◆ STATED PROBLEM
Retype the material in full, keeping every word the same.
── DATA SUPPLIED
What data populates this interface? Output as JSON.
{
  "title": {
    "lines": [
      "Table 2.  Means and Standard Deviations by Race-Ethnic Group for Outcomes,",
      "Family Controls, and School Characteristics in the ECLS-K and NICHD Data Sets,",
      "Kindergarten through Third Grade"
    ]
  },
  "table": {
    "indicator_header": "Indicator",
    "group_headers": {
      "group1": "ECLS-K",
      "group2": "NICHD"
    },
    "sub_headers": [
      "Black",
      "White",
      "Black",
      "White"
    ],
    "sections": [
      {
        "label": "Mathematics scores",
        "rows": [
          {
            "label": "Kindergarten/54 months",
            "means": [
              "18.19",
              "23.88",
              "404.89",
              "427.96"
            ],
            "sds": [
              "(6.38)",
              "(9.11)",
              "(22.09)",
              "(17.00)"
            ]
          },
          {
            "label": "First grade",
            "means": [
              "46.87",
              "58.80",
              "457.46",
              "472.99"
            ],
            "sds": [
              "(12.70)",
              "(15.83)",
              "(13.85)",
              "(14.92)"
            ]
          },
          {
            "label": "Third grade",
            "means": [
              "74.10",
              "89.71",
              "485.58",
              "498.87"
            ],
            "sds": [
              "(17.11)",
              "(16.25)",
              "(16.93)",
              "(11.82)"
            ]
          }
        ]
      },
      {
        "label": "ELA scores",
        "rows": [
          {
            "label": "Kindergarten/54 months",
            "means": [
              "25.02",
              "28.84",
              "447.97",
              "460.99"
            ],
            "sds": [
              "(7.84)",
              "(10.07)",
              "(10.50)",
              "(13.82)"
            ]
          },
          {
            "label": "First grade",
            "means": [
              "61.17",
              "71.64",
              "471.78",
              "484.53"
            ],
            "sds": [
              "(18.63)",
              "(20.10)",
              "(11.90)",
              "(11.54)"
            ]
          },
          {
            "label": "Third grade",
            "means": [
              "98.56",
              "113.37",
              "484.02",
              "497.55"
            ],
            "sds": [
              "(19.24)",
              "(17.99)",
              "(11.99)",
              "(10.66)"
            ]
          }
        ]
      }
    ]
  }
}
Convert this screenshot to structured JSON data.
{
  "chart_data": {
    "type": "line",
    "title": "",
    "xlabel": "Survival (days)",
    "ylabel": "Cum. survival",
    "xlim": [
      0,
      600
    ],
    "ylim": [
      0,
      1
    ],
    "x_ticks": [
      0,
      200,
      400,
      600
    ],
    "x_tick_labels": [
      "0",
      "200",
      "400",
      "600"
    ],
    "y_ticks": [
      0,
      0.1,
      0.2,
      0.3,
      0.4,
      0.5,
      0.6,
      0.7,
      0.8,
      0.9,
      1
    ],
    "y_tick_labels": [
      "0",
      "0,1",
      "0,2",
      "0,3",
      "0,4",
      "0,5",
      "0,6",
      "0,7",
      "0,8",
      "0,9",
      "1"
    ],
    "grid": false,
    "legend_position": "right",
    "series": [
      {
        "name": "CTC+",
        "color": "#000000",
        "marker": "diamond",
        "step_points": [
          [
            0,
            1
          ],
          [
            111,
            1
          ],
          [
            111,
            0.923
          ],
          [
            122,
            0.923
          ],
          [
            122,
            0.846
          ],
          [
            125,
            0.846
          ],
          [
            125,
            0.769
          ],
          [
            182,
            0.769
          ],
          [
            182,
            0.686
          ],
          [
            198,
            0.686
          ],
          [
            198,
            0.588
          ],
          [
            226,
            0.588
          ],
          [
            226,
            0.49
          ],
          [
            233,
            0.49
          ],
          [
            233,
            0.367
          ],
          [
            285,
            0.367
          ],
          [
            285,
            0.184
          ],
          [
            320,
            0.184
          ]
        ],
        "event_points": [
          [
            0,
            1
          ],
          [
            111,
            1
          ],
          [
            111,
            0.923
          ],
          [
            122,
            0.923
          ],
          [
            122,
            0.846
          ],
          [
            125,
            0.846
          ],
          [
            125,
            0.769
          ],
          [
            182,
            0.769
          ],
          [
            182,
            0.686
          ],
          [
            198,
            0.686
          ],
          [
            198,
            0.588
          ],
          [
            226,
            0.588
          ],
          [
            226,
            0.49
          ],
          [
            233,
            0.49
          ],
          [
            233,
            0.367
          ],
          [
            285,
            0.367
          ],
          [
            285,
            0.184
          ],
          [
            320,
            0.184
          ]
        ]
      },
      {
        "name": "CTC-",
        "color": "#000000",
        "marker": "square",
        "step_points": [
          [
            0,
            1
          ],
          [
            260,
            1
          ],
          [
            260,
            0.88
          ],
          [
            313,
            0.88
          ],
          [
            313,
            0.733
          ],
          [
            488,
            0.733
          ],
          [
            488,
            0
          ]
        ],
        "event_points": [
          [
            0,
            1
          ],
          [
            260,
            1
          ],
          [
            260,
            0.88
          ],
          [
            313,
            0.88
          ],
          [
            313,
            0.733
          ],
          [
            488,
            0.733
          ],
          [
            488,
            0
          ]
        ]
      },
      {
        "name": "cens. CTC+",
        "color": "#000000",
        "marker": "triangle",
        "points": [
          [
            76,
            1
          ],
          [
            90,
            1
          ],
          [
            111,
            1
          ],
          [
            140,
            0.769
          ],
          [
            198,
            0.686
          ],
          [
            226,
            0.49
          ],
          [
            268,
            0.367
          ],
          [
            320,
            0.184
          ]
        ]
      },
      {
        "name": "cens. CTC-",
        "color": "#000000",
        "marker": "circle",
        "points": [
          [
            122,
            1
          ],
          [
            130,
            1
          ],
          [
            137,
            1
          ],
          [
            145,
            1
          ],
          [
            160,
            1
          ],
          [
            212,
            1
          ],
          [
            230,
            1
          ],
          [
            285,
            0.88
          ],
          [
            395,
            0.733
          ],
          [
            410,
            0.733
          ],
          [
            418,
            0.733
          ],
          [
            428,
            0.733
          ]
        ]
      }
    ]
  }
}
────
◆ RESULT
What data populates this interface? Output as JSON.
{
  "title": {
    "lines": [
      "Table 2.  Means and Standard Deviations by Race-Ethnic Group for Outcomes,",
      "Family Controls, and School Characteristics in the ECLS-K and NICHD Data Sets,",
      "Kindergarten through Third Grade"
    ]
  },
  "table": {
    "indicator_header": "Indicator",
    "group_headers": {
      "group1": "ECLS-K",
      "group2": "NICHD"
    },
    "sub_headers": [
      "Black",
      "White",
      "Black",
      "White"
    ],
    "sections": [
      {
        "label": "Mathematics scores",
        "rows": [
          {
            "label": "Kindergarten/54 months",
            "means": [
              "18.19",
              "23.88",
              "404.89",
              "427.96"
            ],
            "sds": [
              "(6.38)",
              "(9.11)",
              "(22.09)",
              "(17.00)"
            ]
          },
          {
            "label": "First grade",
            "means": [
              "46.87",
              "58.80",
              "457.46",
              "472.99"
            ],
            "sds": [
              "(12.70)",
              "(15.83)",
              "(13.85)",
              "(14.92)"
            ]
          },
          {
            "label": "Third grade",
            "means": [
              "74.10",
              "89.71",
              "485.58",
              "498.87"
            ],
            "sds": [
              "(17.11)",
              "(16.25)",
              "(16.93)",
              "(11.82)"
            ]
          }
        ]
      },
      {
        "label": "ELA scores",
        "rows": [
          {
            "label": "Kindergarten/54 months",
            "means": [
              "25.02",
              "28.84",
              "447.97",
              "460.99"
            ],
            "sds": [
              "(7.84)",
              "(10.07)",
              "(10.50)",
              "(13.82)"
            ]
          },
          {
            "label": "First grade",
            "means": [
              "61.17",
              "71.64",
              "471.78",
              "484.53"
            ],
            "sds": [
              "(18.63)",
              "(20.10)",
              "(11.90)",
              "(11.54)"
            ]
          },
          {
            "label": "Third grade",
            "means": [
              "98.56",
              "113.37",
              "484.02",
              "497.55"
            ],
            "sds": [
              "(19.24)",
              "(17.99)",
              "(11.99)",
              "(10.66)"
            ]
          }
        ]
      }
    ]
  }
}
Convert this screenshot to structured JSON data.
{
  "chart_data": {
    "type": "line",
    "title": "",
    "xlabel": "Survival (days)",
    "ylabel": "Cum. survival",
    "xlim": [
      0,
      600
    ],
    "ylim": [
      0,
      1
    ],
    "x_ticks": [
      0,
      200,
      400,
      600
    ],
    "x_tick_labels": [
      "0",
      "200",
      "400",
      "600"
    ],
    "y_ticks": [
      0,
      0.1,
      0.2,
      0.3,
      0.4,
      0.5,
      0.6,
      0.7,
      0.8,
      0.9,
      1
    ],
    "y_tick_labels": [
      "0",
      "0,1",
      "0,2",
      "0,3",
      "0,4",
      "0,5",
      "0,6",
      "0,7",
      "0,8",
      "0,9",
      "1"
    ],
    "grid": false,
    "legend_position": "right",
    "series": [
      {
        "name": "CTC+",
        "color": "#000000",
        "marker": "diamond",
        "step_points": [
          [
            0,
            1
          ],
          [
            111,
            1
          ],
          [
            111,
            0.923
          ],
          [
            122,
            0.923
          ],
          [
            122,
            0.846
          ],
          [
            125,
            0.846
          ],
          [
            125,
            0.769
          ],
          [
            182,
            0.769
          ],
          [
            182,
            0.686
          ],
          [
            198,
            0.686
          ],
          [
            198,
            0.588
          ],
          [
            226,
            0.588
          ],
          [
            226,
            0.49
          ],
          [
            233,
            0.49
          ],
          [
            233,
            0.367
          ],
          [
            285,
            0.367
          ],
          [
            285,
            0.184
          ],
          [
            320,
            0.184
          ]
        ],
        "event_points": [
          [
            0,
            1
          ],
          [
            111,
            1
          ],
          [
            111,
            0.923
          ],
          [
            122,
            0.923
          ],
          [
            122,
            0.846
          ],
          [
            125,
            0.846
          ],
          [
            125,
            0.769
          ],
          [
            182,
            0.769
          ],
          [
            182,
            0.686
          ],
          [
            198,
            0.686
          ],
          [
            198,
            0.588
          ],
          [
            226,
            0.588
          ],
          [
            226,
            0.49
          ],
          [
            233,
            0.49
          ],
          [
            233,
            0.367
          ],
          [
            285,
            0.367
          ],
          [
            285,
            0.184
          ],
          [
            320,
            0.184
          ]
        ]
      },
      {
        "name": "CTC-",
        "color": "#000000",
        "marker": "square",
        "step_points": [
          [
            0,
            1
          ],
          [
            260,
            1
          ],
          [
            260,
            0.88
          ],
          [
            313,
            0.88
          ],
          [
            313,
            0.733
          ],
          [
            488,
            0.733
          ],
          [
            488,
            0
          ]
        ],
        "event_points": [
          [
            0,
            1
          ],
          [
            260,
            1
          ],
          [
            260,
            0.88
          ],
          [
            313,
            0.88
          ],
          [
            313,
            0.733
          ],
          [
            488,
            0.733
          ],
          [
            488,
            0
          ]
        ]
      },
      {
        "name": "cens. CTC+",
        "color": "#000000",
        "marker": "triangle",
        "points": [
          [
            76,
            1
          ],
          [
            90,
            1
          ],
          [
            111,
            1
          ],
          [
            140,
            0.769
          ],
          [
            198,
            0.686
          ],
          [
            226,
            0.49
          ],
          [
            268,
            0.367
          ],
          [
            320,
            0.184
          ]
        ]
      },
      {
        "name": "cens. CTC-",
        "color": "#000000",
        "marker": "circle",
        "points": [
          [
            122,
            1
          ],
          [
            130,
            1
          ],
          [
            137,
            1
          ],
          [
            145,
            1
          ],
          [
            160,
            1
          ],
          [
            212,
            1
          ],
          [
            230,
            1
          ],
          [
            285,
            0.88
          ],
          [
            395,
            0.733
          ],
          [
            410,
            0.733
          ],
          [
            418,
            0.733
          ],
          [
            428,
            0.733
          ]
        ]
      }
    ]
  }
}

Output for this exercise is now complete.